== Aim ==
Return the material below in full and exactly.

Data items
◇ ◇ ◇ ◇ ◇
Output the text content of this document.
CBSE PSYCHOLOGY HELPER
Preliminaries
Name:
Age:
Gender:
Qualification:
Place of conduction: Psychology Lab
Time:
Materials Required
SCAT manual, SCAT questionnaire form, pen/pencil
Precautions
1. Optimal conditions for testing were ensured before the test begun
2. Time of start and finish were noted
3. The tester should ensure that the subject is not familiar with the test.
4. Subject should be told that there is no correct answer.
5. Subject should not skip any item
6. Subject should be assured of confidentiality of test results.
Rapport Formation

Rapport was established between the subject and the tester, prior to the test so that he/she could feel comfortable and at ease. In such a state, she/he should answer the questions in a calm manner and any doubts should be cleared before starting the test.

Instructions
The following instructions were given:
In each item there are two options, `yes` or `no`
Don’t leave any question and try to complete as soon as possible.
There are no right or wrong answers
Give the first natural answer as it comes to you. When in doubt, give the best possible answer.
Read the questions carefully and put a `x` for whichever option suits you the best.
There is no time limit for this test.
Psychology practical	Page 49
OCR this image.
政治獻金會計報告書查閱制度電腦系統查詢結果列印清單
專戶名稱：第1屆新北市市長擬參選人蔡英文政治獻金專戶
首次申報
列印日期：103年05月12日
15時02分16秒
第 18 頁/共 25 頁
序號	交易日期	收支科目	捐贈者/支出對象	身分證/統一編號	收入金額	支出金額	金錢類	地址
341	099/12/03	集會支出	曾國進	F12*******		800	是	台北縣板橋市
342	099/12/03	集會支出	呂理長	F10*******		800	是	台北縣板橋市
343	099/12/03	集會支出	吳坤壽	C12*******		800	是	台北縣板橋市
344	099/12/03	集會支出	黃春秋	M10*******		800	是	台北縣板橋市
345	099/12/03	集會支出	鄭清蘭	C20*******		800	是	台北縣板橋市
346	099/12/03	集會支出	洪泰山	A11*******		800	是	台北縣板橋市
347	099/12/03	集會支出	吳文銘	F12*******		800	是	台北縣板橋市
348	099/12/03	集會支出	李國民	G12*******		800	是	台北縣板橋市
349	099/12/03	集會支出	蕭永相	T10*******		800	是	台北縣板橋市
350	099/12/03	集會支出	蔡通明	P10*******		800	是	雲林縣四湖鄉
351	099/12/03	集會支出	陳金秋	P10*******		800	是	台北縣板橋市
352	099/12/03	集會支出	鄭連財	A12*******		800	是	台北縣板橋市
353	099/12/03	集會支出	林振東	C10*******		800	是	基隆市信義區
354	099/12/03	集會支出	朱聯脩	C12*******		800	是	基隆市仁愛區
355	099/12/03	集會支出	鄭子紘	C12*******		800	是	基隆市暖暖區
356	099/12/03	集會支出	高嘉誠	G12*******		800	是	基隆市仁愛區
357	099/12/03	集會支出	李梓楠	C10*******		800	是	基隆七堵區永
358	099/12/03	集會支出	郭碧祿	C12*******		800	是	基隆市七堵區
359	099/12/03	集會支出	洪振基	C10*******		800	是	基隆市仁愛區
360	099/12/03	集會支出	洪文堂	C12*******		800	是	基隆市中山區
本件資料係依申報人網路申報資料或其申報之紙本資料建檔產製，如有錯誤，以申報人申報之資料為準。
◇ ◇ ◇ ◇ ◇
== Answer to the task ==
Output the text content of this document.
CBSE PSYCHOLOGY HELPER
Preliminaries
Name:
Age:
Gender:
Qualification:
Place of conduction: Psychology Lab
Time:
Materials Required
SCAT manual, SCAT questionnaire form, pen/pencil
Precautions
1. Optimal conditions for testing were ensured before the test begun
2. Time of start and finish were noted
3. The tester should ensure that the subject is not familiar with the test.
4. Subject should be told that there is no correct answer.
5. Subject should not skip any item
6. Subject should be assured of confidentiality of test results.
Rapport Formation

Rapport was established between the subject and the tester, prior to the test so that he/she could feel comfortable and at ease. In such a state, she/he should answer the questions in a calm manner and any doubts should be cleared before starting the test.

Instructions
The following instructions were given:
In each item there are two options, `yes` or `no`
Don’t leave any question and try to complete as soon as possible.
There are no right or wrong answers
Give the first natural answer as it comes to you. When in doubt, give the best possible answer.
Read the questions carefully and put a `x` for whichever option suits you the best.
There is no time limit for this test.
Psychology practical	Page 49
OCR this image.
政治獻金會計報告書查閱制度電腦系統查詢結果列印清單
專戶名稱：第1屆新北市市長擬參選人蔡英文政治獻金專戶
首次申報
列印日期：103年05月12日
15時02分16秒
第 18 頁/共 25 頁
序號	交易日期	收支科目	捐贈者/支出對象	身分證/統一編號	收入金額	支出金額	金錢類	地址
341	099/12/03	集會支出	曾國進	F12*******		800	是	台北縣板橋市
342	099/12/03	集會支出	呂理長	F10*******		800	是	台北縣板橋市
343	099/12/03	集會支出	吳坤壽	C12*******		800	是	台北縣板橋市
344	099/12/03	集會支出	黃春秋	M10*******		800	是	台北縣板橋市
345	099/12/03	集會支出	鄭清蘭	C20*******		800	是	台北縣板橋市
346	099/12/03	集會支出	洪泰山	A11*******		800	是	台北縣板橋市
347	099/12/03	集會支出	吳文銘	F12*******		800	是	台北縣板橋市
348	099/12/03	集會支出	李國民	G12*******		800	是	台北縣板橋市
349	099/12/03	集會支出	蕭永相	T10*******		800	是	台北縣板橋市
350	099/12/03	集會支出	蔡通明	P10*******		800	是	雲林縣四湖鄉
351	099/12/03	集會支出	陳金秋	P10*******		800	是	台北縣板橋市
352	099/12/03	集會支出	鄭連財	A12*******		800	是	台北縣板橋市
353	099/12/03	集會支出	林振東	C10*******		800	是	基隆市信義區
354	099/12/03	集會支出	朱聯脩	C12*******		800	是	基隆市仁愛區
355	099/12/03	集會支出	鄭子紘	C12*******		800	是	基隆市暖暖區
356	099/12/03	集會支出	高嘉誠	G12*******		800	是	基隆市仁愛區
357	099/12/03	集會支出	李梓楠	C10*******		800	是	基隆七堵區永
358	099/12/03	集會支出	郭碧祿	C12*******		800	是	基隆市七堵區
359	099/12/03	集會支出	洪振基	C10*******		800	是	基隆市仁愛區
360	099/12/03	集會支出	洪文堂	C12*******		800	是	基隆市中山區
本件資料係依申報人網路申報資料或其申報之紙本資料建檔產製，如有錯誤，以申報人申報之資料為準。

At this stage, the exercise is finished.